- _What is expected_:
Transcribe each record exactly. Include every one.
━━━━━━━━
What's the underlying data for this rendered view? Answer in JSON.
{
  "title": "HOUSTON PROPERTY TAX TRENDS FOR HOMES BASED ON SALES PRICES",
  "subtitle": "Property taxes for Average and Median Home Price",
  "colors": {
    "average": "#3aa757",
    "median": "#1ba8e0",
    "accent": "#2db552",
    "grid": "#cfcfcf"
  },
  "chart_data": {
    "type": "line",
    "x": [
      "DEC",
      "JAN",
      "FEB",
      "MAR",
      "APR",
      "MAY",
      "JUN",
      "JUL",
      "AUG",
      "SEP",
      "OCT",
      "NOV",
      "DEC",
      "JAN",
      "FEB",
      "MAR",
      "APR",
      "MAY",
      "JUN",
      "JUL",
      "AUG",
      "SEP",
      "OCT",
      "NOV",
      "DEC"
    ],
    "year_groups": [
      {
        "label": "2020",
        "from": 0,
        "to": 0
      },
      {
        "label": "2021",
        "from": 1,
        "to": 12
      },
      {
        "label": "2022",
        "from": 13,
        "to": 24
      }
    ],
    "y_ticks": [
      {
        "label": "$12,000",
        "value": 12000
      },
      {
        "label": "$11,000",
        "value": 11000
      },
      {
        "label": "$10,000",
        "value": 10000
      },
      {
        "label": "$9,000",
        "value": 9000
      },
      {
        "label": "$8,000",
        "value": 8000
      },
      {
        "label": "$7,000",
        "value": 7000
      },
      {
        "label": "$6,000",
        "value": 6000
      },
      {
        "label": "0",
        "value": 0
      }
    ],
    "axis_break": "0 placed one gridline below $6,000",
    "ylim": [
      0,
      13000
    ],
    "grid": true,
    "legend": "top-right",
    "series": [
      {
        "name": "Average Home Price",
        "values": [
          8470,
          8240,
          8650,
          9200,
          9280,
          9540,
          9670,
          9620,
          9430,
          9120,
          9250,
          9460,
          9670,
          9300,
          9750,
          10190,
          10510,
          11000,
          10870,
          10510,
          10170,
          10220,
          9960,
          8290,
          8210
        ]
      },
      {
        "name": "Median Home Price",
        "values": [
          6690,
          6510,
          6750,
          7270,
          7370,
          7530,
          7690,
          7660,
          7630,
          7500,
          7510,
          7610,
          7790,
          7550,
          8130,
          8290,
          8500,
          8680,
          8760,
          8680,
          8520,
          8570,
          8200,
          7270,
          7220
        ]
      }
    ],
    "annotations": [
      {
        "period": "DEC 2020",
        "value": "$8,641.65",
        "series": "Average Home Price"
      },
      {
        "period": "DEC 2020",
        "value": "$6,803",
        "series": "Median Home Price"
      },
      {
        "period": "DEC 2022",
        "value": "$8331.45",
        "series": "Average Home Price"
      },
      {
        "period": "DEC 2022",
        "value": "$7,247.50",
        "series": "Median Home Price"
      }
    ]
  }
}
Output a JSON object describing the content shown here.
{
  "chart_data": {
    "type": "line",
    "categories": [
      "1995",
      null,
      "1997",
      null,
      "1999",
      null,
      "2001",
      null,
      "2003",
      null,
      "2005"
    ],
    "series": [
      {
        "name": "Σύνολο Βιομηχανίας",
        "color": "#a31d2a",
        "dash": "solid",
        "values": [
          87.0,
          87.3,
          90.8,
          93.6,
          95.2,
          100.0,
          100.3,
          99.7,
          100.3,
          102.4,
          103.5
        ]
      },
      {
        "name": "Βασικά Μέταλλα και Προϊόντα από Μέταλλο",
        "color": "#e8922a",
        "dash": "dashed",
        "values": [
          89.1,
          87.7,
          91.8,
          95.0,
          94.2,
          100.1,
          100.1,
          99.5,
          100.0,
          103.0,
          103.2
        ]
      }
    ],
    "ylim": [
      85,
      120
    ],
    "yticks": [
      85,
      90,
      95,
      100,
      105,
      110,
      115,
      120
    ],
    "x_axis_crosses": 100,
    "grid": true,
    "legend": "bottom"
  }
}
━━━━━━━━
- _The result_:
What's the underlying data for this rendered view? Answer in JSON.
{
  "title": "HOUSTON PROPERTY TAX TRENDS FOR HOMES BASED ON SALES PRICES",
  "subtitle": "Property taxes for Average and Median Home Price",
  "colors": {
    "average": "#3aa757",
    "median": "#1ba8e0",
    "accent": "#2db552",
    "grid": "#cfcfcf"
  },
  "chart_data": {
    "type": "line",
    "x": [
      "DEC",
      "JAN",
      "FEB",
      "MAR",
      "APR",
      "MAY",
      "JUN",
      "JUL",
      "AUG",
      "SEP",
      "OCT",
      "NOV",
      "DEC",
      "JAN",
      "FEB",
      "MAR",
      "APR",
      "MAY",
      "JUN",
      "JUL",
      "AUG",
      "SEP",
      "OCT",
      "NOV",
      "DEC"
    ],
    "year_groups": [
      {
        "label": "2020",
        "from": 0,
        "to": 0
      },
      {
        "label": "2021",
        "from": 1,
        "to": 12
      },
      {
        "label": "2022",
        "from": 13,
        "to": 24
      }
    ],
    "y_ticks": [
      {
        "label": "$12,000",
        "value": 12000
      },
      {
        "label": "$11,000",
        "value": 11000
      },
      {
        "label": "$10,000",
        "value": 10000
      },
      {
        "label": "$9,000",
        "value": 9000
      },
      {
        "label": "$8,000",
        "value": 8000
      },
      {
        "label": "$7,000",
        "value": 7000
      },
      {
        "label": "$6,000",
        "value": 6000
      },
      {
        "label": "0",
        "value": 0
      }
    ],
    "axis_break": "0 placed one gridline below $6,000",
    "ylim": [
      0,
      13000
    ],
    "grid": true,
    "legend": "top-right",
    "series": [
      {
        "name": "Average Home Price",
        "values": [
          8470,
          8240,
          8650,
          9200,
          9280,
          9540,
          9670,
          9620,
          9430,
          9120,
          9250,
          9460,
          9670,
          9300,
          9750,
          10190,
          10510,
          11000,
          10870,
          10510,
          10170,
          10220,
          9960,
          8290,
          8210
        ]
      },
      {
        "name": "Median Home Price",
        "values": [
          6690,
          6510,
          6750,
          7270,
          7370,
          7530,
          7690,
          7660,
          7630,
          7500,
          7510,
          7610,
          7790,
          7550,
          8130,
          8290,
          8500,
          8680,
          8760,
          8680,
          8520,
          8570,
          8200,
          7270,
          7220
        ]
      }
    ],
    "annotations": [
      {
        "period": "DEC 2020",
        "value": "$8,641.65",
        "series": "Average Home Price"
      },
      {
        "period": "DEC 2020",
        "value": "$6,803",
        "series": "Median Home Price"
      },
      {
        "period": "DEC 2022",
        "value": "$8331.45",
        "series": "Average Home Price"
      },
      {
        "period": "DEC 2022",
        "value": "$7,247.50",
        "series": "Median Home Price"
      }
    ]
  }
}
Output a JSON object describing the content shown here.
{
  "chart_data": {
    "type": "line",
    "categories": [
      "1995",
      null,
      "1997",
      null,
      "1999",
      null,
      "2001",
      null,
      "2003",
      null,
      "2005"
    ],
    "series": [
      {
        "name": "Σύνολο Βιομηχανίας",
        "color": "#a31d2a",
        "dash": "solid",
        "values": [
          87.0,
          87.3,
          90.8,
          93.6,
          95.2,
          100.0,
          100.3,
          99.7,
          100.3,
          102.4,
          103.5
        ]
      },
      {
        "name": "Βασικά Μέταλλα και Προϊόντα από Μέταλλο",
        "color": "#e8922a",
        "dash": "dashed",
        "values": [
          89.1,
          87.7,
          91.8,
          95.0,
          94.2,
          100.1,
          100.1,
          99.5,
          100.0,
          103.0,
          103.2
        ]
      }
    ],
    "ylim": [
      85,
      120
    ],
    "yticks": [
      85,
      90,
      95,
      100,
      105,
      110,
      115,
      120
    ],
    "x_axis_crosses": 100,
    "grid": true,
    "legend": "bottom"
  }
}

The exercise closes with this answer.